#### WHAT TO PRODUCE:
Answer with one number only: how many lines in the material contain "left".

-.-.-

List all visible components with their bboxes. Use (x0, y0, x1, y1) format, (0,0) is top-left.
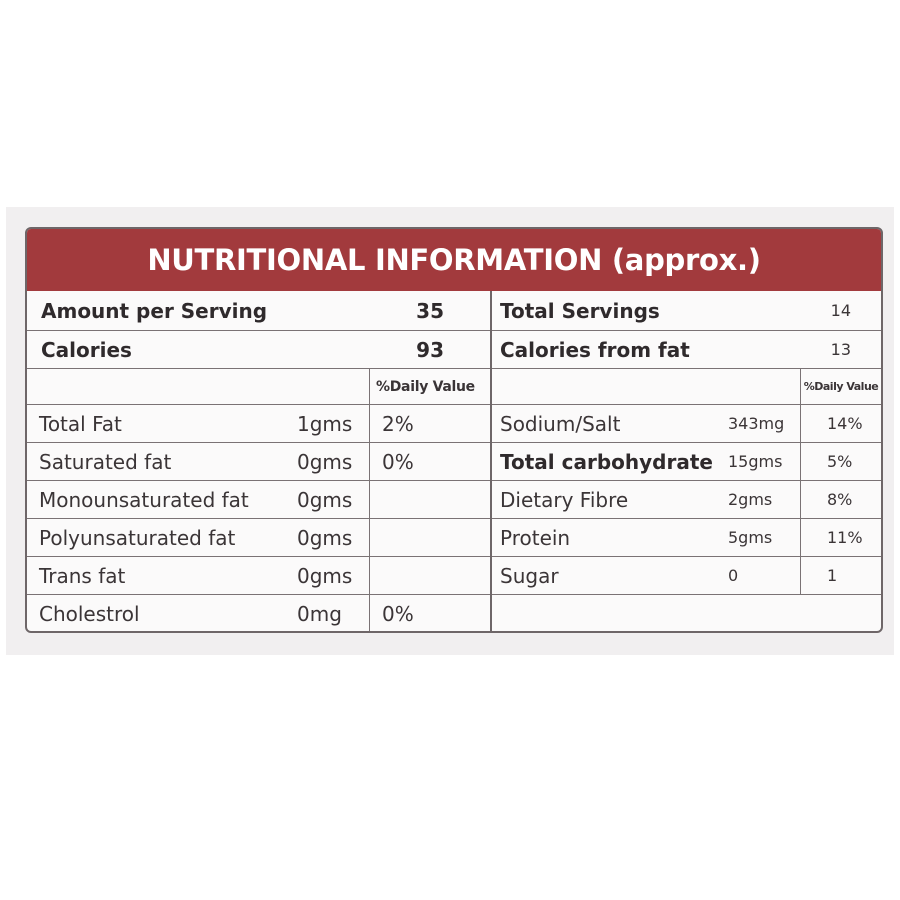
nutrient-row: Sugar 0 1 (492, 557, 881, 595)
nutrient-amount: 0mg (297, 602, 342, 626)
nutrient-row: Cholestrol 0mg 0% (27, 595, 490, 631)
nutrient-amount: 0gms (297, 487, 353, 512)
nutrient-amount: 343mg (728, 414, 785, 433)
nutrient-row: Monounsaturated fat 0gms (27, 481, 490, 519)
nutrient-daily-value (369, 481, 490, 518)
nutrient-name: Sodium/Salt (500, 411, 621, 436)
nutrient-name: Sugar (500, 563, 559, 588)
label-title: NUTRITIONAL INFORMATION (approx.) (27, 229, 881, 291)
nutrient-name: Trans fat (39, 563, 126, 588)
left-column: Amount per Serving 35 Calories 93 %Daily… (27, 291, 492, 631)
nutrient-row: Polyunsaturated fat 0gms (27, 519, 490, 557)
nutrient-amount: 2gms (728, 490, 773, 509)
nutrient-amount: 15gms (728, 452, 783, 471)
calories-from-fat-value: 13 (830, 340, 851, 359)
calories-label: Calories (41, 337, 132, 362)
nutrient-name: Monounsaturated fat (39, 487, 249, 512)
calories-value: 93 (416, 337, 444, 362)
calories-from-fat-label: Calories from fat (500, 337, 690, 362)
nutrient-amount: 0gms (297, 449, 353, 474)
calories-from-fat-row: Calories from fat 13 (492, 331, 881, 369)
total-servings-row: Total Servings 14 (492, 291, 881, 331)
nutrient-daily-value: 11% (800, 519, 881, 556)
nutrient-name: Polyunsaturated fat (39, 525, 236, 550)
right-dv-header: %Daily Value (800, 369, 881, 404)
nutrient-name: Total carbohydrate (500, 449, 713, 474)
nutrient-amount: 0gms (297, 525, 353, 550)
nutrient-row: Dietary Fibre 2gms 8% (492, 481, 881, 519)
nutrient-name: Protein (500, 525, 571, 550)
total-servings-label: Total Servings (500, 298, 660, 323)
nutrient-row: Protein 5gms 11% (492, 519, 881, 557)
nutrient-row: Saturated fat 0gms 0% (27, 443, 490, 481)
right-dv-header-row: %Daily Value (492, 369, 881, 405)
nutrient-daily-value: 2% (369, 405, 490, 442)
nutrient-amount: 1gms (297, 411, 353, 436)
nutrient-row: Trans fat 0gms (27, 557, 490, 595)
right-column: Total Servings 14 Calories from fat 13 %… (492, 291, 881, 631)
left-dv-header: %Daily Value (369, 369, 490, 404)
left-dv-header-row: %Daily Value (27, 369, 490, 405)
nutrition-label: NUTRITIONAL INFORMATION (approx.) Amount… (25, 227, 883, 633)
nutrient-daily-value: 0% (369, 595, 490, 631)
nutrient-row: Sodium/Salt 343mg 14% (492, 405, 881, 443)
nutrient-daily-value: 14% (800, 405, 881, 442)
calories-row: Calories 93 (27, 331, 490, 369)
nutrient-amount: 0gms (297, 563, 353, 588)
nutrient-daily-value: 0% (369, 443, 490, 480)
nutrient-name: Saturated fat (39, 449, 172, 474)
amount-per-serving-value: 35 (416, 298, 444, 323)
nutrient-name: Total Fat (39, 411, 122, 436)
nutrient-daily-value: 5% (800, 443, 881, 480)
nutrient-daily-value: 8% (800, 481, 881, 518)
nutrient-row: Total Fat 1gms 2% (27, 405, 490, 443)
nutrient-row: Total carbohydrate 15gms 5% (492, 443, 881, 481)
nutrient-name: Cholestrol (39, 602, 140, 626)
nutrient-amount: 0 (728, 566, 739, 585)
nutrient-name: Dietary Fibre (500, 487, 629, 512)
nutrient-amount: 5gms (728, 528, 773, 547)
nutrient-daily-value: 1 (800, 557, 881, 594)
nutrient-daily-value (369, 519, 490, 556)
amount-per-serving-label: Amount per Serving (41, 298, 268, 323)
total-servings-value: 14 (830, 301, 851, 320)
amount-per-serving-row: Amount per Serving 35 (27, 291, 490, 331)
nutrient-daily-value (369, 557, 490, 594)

-.-.-

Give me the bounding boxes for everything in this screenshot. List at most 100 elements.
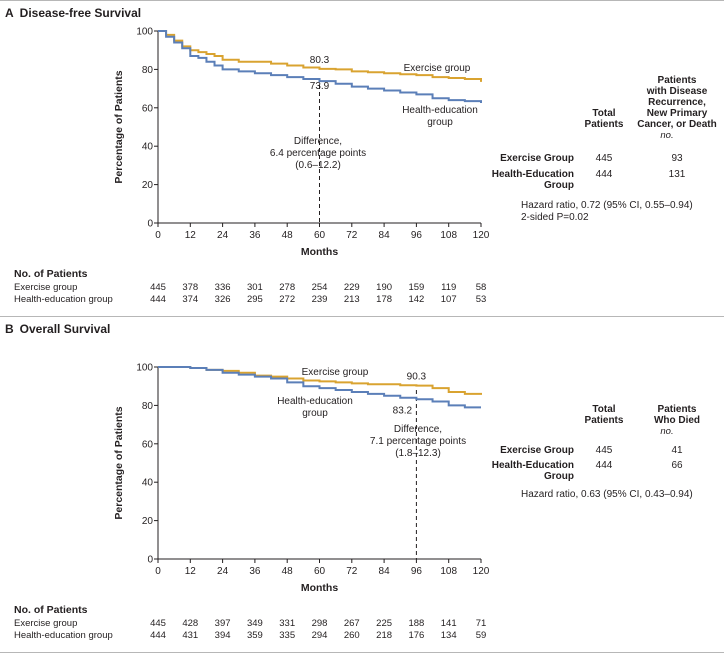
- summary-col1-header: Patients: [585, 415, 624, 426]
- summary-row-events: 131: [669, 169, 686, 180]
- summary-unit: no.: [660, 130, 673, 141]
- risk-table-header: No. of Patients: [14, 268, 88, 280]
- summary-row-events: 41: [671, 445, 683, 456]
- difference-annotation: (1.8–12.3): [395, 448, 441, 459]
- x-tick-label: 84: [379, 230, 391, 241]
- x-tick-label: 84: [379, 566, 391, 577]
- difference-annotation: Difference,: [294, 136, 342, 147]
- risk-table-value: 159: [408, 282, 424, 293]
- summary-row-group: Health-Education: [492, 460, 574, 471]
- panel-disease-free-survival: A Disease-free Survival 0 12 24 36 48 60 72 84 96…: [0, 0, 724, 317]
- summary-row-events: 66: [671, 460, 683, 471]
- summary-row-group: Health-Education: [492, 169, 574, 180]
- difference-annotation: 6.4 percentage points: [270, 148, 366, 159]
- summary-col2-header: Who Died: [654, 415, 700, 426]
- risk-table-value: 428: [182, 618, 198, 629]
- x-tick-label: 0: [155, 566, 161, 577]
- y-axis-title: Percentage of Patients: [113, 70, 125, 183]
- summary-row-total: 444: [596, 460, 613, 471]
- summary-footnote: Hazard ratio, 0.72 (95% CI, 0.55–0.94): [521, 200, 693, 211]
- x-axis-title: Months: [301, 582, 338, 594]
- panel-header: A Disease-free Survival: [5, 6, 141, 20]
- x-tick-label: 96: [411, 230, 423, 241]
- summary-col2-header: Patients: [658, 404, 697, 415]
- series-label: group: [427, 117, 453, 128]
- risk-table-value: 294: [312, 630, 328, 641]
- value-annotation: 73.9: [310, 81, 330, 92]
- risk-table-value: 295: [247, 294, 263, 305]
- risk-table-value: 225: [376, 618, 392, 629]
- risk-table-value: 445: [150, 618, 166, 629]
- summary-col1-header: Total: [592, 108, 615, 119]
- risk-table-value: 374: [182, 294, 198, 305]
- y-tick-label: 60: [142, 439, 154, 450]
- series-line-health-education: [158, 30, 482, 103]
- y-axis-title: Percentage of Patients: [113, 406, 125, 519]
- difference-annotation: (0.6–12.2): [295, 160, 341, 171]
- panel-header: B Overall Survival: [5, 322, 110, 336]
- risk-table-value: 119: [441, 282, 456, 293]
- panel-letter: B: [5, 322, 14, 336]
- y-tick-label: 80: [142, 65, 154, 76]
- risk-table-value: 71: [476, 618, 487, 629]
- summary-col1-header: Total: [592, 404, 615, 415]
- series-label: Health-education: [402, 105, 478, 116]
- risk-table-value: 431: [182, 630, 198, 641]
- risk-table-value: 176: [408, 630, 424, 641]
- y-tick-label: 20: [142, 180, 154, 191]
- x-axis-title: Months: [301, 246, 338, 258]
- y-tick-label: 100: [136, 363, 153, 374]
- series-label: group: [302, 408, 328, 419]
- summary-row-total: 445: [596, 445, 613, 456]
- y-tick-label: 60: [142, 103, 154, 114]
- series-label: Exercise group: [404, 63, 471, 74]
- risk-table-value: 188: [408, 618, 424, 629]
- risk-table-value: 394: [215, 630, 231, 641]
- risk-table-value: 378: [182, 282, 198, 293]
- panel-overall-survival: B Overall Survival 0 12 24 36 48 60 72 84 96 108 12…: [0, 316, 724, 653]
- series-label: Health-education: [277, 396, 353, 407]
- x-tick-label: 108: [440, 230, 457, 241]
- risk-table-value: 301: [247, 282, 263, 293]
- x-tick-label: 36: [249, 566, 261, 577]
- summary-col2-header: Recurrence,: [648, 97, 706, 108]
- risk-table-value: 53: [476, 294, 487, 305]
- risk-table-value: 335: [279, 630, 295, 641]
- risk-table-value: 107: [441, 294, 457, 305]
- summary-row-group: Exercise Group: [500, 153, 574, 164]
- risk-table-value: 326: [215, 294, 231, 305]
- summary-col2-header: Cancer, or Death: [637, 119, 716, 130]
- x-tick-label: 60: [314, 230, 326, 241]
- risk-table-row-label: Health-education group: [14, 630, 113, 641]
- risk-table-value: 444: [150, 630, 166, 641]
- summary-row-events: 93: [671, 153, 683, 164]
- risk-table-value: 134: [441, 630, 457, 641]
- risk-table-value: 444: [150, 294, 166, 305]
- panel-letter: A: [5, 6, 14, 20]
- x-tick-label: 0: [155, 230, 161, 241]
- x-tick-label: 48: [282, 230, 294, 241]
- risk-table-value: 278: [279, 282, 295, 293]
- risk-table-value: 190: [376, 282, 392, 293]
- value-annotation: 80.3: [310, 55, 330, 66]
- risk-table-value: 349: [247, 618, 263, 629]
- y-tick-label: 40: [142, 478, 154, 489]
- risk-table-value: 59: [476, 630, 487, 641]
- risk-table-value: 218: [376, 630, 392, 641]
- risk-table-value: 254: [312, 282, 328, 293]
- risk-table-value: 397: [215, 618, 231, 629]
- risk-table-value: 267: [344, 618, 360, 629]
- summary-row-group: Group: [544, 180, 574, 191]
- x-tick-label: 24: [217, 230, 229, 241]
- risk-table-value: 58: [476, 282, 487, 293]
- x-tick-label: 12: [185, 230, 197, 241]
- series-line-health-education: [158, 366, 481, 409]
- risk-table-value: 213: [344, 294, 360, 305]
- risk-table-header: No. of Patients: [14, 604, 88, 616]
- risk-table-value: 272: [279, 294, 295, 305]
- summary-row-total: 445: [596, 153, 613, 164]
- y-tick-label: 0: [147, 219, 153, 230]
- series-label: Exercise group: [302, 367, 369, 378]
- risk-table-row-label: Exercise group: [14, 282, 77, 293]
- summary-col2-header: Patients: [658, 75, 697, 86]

-.-.-

#### RESPONSE BELOW:
4